- **PROBLEM A**:
State whether each statement agrees with the blog post below on cuts to Asian studies at ANU. Answer yes or no for each, and quote the words from the post that decide it.
(i) The author belongs to the Southeast Asia Research Group.
(ii) The author and Professor Cribb work in the same discipline.
(iii) The cuts eliminate professorial positions in the School of Culture, History, and Languages.

- **EXCERPTED PASSAGE**:
# # # # # # #

On the Cuts to Asian Studies at ANU

By now, many readers of this blog will be familiar with the recent decision to restructure Asian studies at the Australian National University, in particular through the elimination of professorial positions in the School of Culture, History, and Languages. These cuts have garnered wide attention, both because they include the shocking decision to fire giants in the field of Asian studies such as Professor Robert Cribb, and because they have stark implications for the ANU’s ability to be a world leader in fields such as Indonesian studies.

Much of the commentary has focused on Professor Cribb. For example, the Southeast Asia Research Group (of which I am a part) recently released a statement about Professor Cribb, and there is an active trans-species movement to protest his “voluntary separation package”.[1] Personal stories surely abound as well. I count Professor Cribb as an inspiration, someone whose work I have read ever since graduate school, whose research has been foundational for my own professional journey. He has shared his time to talk about topics of mutual interest. Although our disciplines are different, I view us as engaged in a common intellectual enterprise.

But to my mind, the entire package of proposed cuts is the problem. It amounts to a tragic mistake that will destroy Asian studies as we know it at one of the world’s leading centers for Asian studies. The implications go beyond just the elimination of faculty and teaching staff. Going forward, how can the ANU ever hope recruit top faculty without the rich intellectual resources that a deep area studies environment provides? Add to that the university’s inability to credibly commit, going forward, that faculty positions and academic units in Asian studies will be secure. Given the importance of undergraduate instruction as part of the revenue-generating model that the ANU seems to be following, it is surprising that academic leadership has concluded that cutting major faculty and teaching positions is a way to encourage enrollments. The proposed cuts to CHL set in motion a dynamic reactive sequence that can only undermine what was very recently considered a jewel in the ANU’s crown.

# # # # # # #

- **PROBLEM B**:
From the records below, output as a numbered list every line from the one containing "x-tick-label: 25,0 <box>748 619 775 633</box>" through the end of the records, both ends included, with blank lines omitted. Leave the pictures out of your answer.

(Some records)
# # # # # # #

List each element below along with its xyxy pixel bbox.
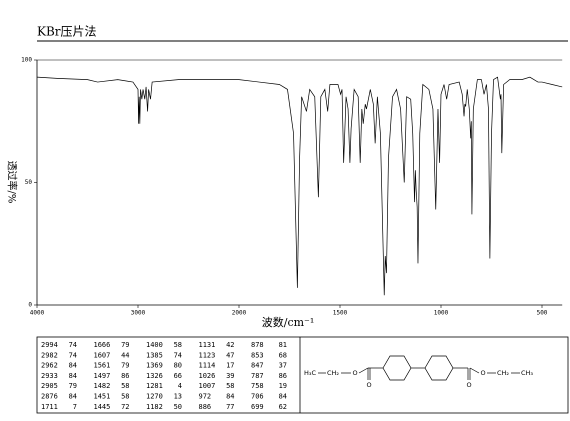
peak-transmittance: 58 [121,393,129,401]
peak-wavenumber: 758 [251,382,264,390]
peak-wavenumber: 1497 [94,372,111,380]
x-tick-label: 4000 [30,310,45,317]
peak-wavenumber: 1607 [94,351,111,359]
peak-wavenumber: 2994 [41,341,58,349]
peak-transmittance: 47 [226,351,234,359]
peak-transmittance: 4 [178,382,182,390]
peak-transmittance: 66 [174,372,182,380]
peak-wavenumber: 2982 [41,351,58,359]
table-frame [36,336,569,414]
chart-title: KBr压片法 [37,25,97,39]
peak-wavenumber: 1114 [199,362,216,370]
peak-wavenumber: 1131 [199,341,216,349]
peak-wavenumber: 1281 [146,382,163,390]
peak-wavenumber: 1326 [146,372,163,380]
peak-transmittance: 58 [174,341,182,349]
peak-wavenumber: 1369 [146,362,163,370]
peak-transmittance: 13 [174,393,182,401]
peak-transmittance: 80 [174,362,182,370]
y-tick-label: 50 [25,179,33,186]
peak-transmittance: 39 [226,372,234,380]
peak-wavenumber: 1666 [94,341,111,349]
peak-wavenumber: 878 [251,341,264,349]
peak-transmittance: 7 [73,403,77,411]
peak-wavenumber: 1482 [94,382,111,390]
peak-wavenumber: 1400 [146,341,163,349]
peak-wavenumber: 847 [251,362,264,370]
bond [469,367,480,374]
peak-wavenumber: 1561 [94,362,111,370]
peak-wavenumber: 1270 [146,393,163,401]
atom-label: O [366,381,371,389]
peak-transmittance: 50 [174,403,182,411]
peak-transmittance: 74 [174,351,182,359]
peak-wavenumber: 2876 [41,393,58,401]
peak-transmittance: 58 [121,382,129,390]
spectrum-line [36,76,563,296]
atom-label: O [352,369,357,377]
peak-transmittance: 86 [279,372,287,380]
peak-transmittance: 86 [121,372,129,380]
peak-wavenumber: 1451 [94,393,111,401]
peak-transmittance: 84 [69,393,77,401]
y-axis-label: 透过率/% [6,161,19,204]
x-axis-label: 波数/cm⁻¹ [262,316,315,329]
peak-wavenumber: 1385 [146,351,163,359]
peak-transmittance: 84 [279,393,287,401]
peak-transmittance: 79 [121,341,129,349]
atom-label: O [466,381,471,389]
peak-wavenumber: 886 [199,403,212,411]
peak-transmittance: 58 [226,382,234,390]
ring [424,355,454,381]
peak-transmittance: 79 [69,382,77,390]
peak-transmittance: 19 [279,382,287,390]
peak-transmittance: 17 [226,362,234,370]
bond [358,367,369,374]
atom-label: CH₃ [521,369,533,377]
peak-transmittance: 72 [121,403,129,411]
x-tick-label: 1500 [333,310,348,317]
peak-wavenumber: 1711 [41,403,58,411]
peak-transmittance: 84 [226,393,234,401]
peak-transmittance: 62 [279,403,287,411]
peak-transmittance: 74 [69,351,77,359]
x-tick-label: 2000 [232,310,247,317]
peak-wavenumber: 1007 [199,382,216,390]
y-tick-label: 100 [21,57,32,64]
peak-transmittance: 37 [279,362,287,370]
peak-transmittance: 81 [279,341,287,349]
peak-wavenumber: 2962 [41,362,58,370]
peak-transmittance: 77 [226,403,234,411]
peak-wavenumber: 699 [251,403,264,411]
peak-wavenumber: 972 [199,393,212,401]
x-tick-label: 500 [537,310,548,317]
peak-wavenumber: 1182 [146,403,163,411]
x-tick-label: 3000 [131,310,146,317]
peak-transmittance: 84 [69,372,77,380]
peak-transmittance: 68 [279,351,287,359]
peak-wavenumber: 2905 [41,382,58,390]
atom-label: O [480,369,485,377]
atom-label: H₃C [304,369,316,377]
peak-wavenumber: 1445 [94,403,111,411]
peak-transmittance: 44 [121,351,129,359]
y-tick-label: 0 [28,302,32,309]
structure [318,355,520,381]
atom-label: CH₂ [497,369,509,377]
peak-wavenumber: 1123 [199,351,216,359]
x-tick-label: 1000 [434,310,449,317]
ring [382,355,412,381]
peak-transmittance: 74 [69,341,77,349]
peak-transmittance: 79 [121,362,129,370]
peak-wavenumber: 2933 [41,372,58,380]
peak-wavenumber: 706 [251,393,264,401]
peak-transmittance: 84 [69,362,77,370]
peak-wavenumber: 1026 [199,372,216,380]
peak-transmittance: 42 [226,341,234,349]
atom-label: CH₂ [327,369,339,377]
peak-wavenumber: 787 [251,372,264,380]
peak-wavenumber: 853 [251,351,264,359]
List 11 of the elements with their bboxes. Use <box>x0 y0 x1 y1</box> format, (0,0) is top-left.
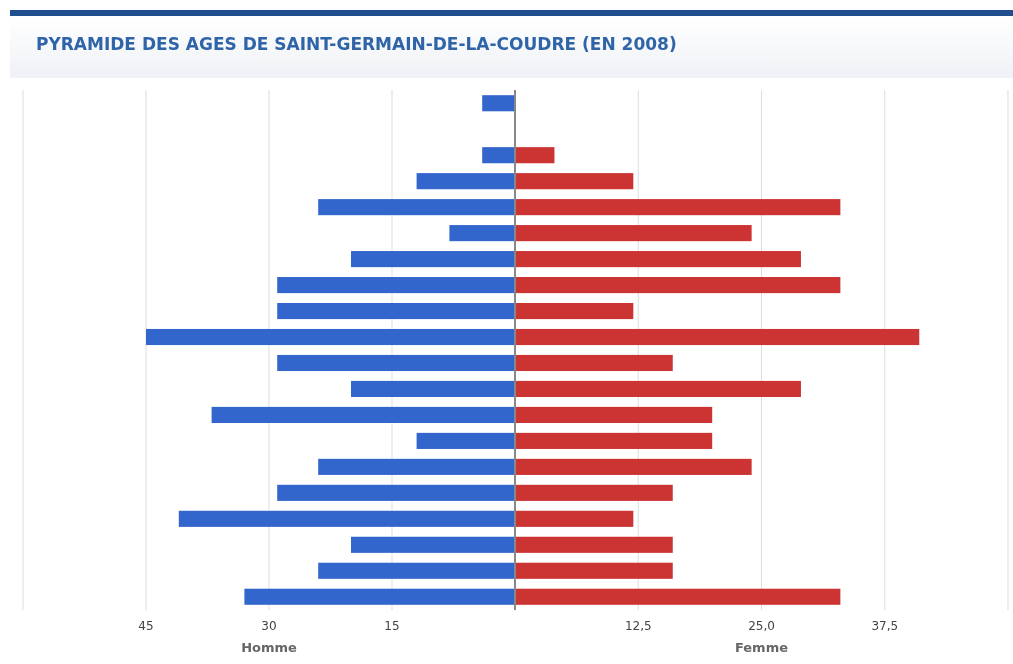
x-tick-label: 25,0 <box>748 619 775 633</box>
x-tick-label: 30 <box>261 619 277 633</box>
x-tick-label: 12,5 <box>624 619 652 633</box>
x-tick-label: 15 <box>384 619 400 633</box>
chart-title: PYRAMIDE DES AGES DE SAINT-GERMAIN-DE-LA-COUDRE (EN 2008) <box>36 34 677 54</box>
x-tick-label: 37,5 <box>871 619 899 633</box>
x-axis-title: Homme <box>241 640 298 655</box>
x-tick-label: 45 <box>138 619 154 633</box>
bar <box>449 225 515 242</box>
x-axis-title: Femme <box>734 640 789 655</box>
bar <box>482 95 515 112</box>
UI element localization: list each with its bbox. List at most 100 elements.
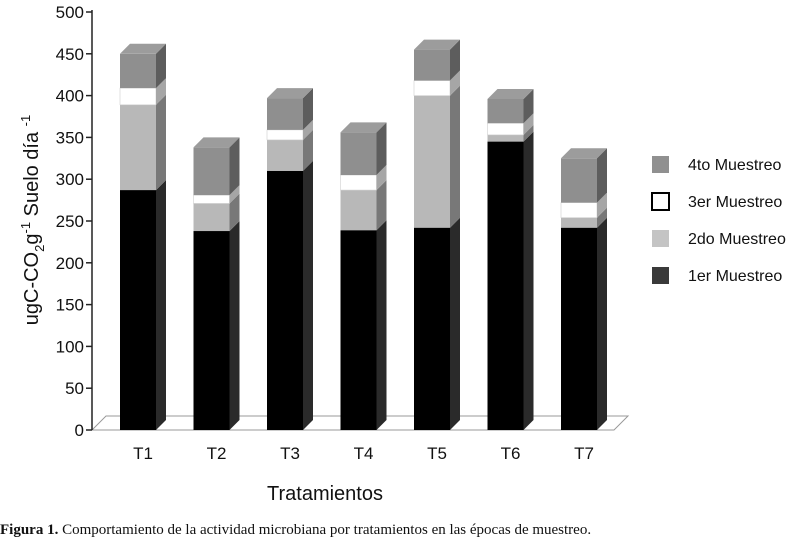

# # # # # # #

- **COMPLETE ANSWER A**:
(i) Yes: "the Southeast Asia Research Group (of which I am a part)"
(ii) No: "Although our disciplines are different"
(iii) Yes: "in particular through the elimination of professorial positions in the School of Culture, History, and Languages"

- **COMPLETE ANSWER B**:
1. x-tick-label: 25,0 <box>748 619 775 633</box>
2. x-tick-label: 30 <box>261 619 277 633</box>
3. x-tick-label: 12,5 <box>624 619 652 633</box>
4. x-tick-label: 15 <box>384 619 400 633</box>
5. chart-title: PYRAMIDE DES AGES DE SAINT-GERMAIN-DE-LA-COUDRE (EN 2008) <box>36 34 677 54</box>
6. x-tick-label: 37,5 <box>871 619 899 633</box>
7. x-axis-title: Homme <box>241 640 298 655</box>
8. x-tick-label: 45 <box>138 619 154 633</box>
9. bar <box>449 225 515 242</box>
10. x-axis-title: Femme <box>734 640 789 655</box>
11. bar <box>482 95 515 112</box>
12. UI element localization: list each with its bbox. List at most 100 elements.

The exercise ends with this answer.